**Objective:** Find the lines below that contain the word "Integrated" and count them. Only the number should be given.

# start of Extracted information

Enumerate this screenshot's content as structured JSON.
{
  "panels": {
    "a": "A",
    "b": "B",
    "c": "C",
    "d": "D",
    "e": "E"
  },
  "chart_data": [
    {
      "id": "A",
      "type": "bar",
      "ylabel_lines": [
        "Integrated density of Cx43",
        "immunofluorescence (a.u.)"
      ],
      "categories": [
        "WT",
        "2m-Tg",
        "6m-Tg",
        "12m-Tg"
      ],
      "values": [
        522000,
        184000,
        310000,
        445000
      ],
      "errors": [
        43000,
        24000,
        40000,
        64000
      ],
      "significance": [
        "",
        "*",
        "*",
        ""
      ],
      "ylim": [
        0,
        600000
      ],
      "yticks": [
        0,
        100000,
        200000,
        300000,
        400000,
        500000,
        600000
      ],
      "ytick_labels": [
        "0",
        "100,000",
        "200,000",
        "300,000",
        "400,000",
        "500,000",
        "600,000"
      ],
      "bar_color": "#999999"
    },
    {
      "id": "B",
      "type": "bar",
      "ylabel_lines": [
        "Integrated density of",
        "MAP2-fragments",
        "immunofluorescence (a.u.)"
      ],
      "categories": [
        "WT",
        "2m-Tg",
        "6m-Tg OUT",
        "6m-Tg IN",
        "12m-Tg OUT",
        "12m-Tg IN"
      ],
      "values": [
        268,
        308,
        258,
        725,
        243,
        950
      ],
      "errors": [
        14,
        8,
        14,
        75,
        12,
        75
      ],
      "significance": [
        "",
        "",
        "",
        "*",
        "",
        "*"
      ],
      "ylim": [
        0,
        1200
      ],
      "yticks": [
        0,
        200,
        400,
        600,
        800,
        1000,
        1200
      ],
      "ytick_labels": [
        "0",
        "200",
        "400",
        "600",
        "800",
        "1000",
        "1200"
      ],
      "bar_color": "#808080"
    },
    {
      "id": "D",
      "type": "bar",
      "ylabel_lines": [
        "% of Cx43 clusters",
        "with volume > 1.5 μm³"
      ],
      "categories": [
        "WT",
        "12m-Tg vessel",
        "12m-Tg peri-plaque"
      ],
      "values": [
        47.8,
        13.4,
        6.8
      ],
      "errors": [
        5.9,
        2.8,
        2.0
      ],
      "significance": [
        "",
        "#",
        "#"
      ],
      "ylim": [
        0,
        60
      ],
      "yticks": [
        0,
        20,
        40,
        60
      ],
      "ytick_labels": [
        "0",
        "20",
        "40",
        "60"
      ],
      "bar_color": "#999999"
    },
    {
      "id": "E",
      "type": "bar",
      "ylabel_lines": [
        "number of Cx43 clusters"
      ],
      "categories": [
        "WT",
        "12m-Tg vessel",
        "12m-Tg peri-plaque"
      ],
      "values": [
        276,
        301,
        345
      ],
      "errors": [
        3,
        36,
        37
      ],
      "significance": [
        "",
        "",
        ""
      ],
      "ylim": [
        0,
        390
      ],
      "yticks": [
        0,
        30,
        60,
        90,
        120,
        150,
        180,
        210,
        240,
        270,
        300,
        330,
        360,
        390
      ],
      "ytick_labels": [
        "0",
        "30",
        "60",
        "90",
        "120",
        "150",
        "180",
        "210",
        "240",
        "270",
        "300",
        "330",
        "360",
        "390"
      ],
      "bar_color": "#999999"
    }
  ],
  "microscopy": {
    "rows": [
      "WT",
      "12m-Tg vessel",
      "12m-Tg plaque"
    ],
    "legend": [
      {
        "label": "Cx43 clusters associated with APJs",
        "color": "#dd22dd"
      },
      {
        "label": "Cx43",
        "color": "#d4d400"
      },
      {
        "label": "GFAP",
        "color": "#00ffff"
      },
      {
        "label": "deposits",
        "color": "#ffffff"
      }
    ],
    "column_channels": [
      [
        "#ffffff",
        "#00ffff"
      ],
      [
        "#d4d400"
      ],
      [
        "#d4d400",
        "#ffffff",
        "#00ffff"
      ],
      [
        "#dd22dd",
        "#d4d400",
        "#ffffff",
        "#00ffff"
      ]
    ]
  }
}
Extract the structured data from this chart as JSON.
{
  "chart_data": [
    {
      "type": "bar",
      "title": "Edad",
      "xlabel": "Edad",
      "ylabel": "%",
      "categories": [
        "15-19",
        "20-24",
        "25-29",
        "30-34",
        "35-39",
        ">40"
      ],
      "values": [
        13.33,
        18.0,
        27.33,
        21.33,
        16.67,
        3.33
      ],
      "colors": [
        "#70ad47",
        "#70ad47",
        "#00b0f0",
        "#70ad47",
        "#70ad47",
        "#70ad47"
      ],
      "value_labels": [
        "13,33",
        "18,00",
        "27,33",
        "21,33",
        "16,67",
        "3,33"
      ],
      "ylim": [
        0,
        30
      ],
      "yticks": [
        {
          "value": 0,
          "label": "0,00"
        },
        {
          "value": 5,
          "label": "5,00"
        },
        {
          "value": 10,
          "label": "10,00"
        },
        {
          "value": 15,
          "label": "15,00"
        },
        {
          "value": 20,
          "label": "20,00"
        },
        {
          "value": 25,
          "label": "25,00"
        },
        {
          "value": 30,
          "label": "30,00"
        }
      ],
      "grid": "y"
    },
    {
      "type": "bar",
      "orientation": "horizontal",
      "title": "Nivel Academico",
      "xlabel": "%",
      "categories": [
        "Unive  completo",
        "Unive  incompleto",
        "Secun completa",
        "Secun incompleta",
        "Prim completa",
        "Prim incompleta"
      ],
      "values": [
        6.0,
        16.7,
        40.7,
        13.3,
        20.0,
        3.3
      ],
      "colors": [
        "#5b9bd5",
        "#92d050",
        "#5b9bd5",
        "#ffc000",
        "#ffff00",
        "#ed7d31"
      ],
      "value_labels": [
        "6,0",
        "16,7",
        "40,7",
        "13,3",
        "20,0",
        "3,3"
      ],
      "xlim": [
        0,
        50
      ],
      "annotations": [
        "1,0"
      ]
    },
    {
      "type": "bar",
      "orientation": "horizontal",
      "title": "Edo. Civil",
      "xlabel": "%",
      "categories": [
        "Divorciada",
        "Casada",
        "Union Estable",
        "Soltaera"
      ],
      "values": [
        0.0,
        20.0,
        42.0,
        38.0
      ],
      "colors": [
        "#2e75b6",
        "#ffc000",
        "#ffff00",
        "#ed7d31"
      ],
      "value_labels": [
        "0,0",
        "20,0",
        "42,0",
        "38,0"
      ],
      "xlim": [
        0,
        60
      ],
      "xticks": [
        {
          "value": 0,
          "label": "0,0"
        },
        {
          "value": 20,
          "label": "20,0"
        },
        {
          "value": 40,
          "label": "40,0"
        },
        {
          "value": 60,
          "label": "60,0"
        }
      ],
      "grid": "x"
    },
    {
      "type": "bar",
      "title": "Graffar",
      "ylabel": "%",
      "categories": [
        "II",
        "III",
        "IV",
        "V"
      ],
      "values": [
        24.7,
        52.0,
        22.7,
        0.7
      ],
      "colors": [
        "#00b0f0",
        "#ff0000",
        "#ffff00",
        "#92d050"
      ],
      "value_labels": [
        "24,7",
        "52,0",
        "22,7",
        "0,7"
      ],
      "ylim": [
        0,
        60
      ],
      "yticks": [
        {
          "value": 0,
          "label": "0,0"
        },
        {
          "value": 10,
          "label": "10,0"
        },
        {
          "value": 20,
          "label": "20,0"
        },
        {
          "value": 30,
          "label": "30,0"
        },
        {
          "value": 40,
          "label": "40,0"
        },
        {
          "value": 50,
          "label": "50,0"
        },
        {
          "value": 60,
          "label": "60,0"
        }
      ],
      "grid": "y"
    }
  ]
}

# end of Extracted information

**Response to this exercise:** 2